[Required action]
Scan the records below, and wherever a line has the word "names", pull it out.

(Transcript entries for document pages)

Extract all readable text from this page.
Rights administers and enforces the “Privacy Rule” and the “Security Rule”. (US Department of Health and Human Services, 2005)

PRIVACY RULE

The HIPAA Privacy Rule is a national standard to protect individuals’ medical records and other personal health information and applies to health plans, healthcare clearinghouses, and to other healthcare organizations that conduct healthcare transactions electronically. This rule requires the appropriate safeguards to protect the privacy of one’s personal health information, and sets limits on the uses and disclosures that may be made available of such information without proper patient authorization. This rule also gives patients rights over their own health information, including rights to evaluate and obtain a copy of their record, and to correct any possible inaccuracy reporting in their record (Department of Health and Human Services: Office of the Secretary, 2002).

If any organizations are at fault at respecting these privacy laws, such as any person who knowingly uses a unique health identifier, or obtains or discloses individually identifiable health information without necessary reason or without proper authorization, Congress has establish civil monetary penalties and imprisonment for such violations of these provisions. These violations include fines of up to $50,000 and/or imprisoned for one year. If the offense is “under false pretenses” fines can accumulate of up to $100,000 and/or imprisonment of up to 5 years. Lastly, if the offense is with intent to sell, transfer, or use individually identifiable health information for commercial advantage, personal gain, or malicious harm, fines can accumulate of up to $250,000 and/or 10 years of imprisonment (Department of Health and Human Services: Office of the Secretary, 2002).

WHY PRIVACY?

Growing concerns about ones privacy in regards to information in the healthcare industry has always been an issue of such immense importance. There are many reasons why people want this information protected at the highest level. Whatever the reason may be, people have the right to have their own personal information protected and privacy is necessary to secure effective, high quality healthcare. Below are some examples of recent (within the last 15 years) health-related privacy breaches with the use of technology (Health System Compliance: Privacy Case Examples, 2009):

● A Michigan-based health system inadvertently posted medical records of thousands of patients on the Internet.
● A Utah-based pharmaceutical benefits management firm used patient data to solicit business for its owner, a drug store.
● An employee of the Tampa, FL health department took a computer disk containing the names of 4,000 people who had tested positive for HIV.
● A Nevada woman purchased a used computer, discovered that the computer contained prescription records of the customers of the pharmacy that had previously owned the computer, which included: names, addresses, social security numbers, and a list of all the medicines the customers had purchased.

[Task solution]
● An employee of the Tampa, FL health department took a computer disk containing the names of 4,000 people who had tested positive for HIV.
● A Nevada woman purchased a used computer, discovered that the computer contained prescription records of the customers of the pharmacy that had previously owned the computer, which included: names, addresses, social security numbers, and a list of all the medicines the customers had purchased.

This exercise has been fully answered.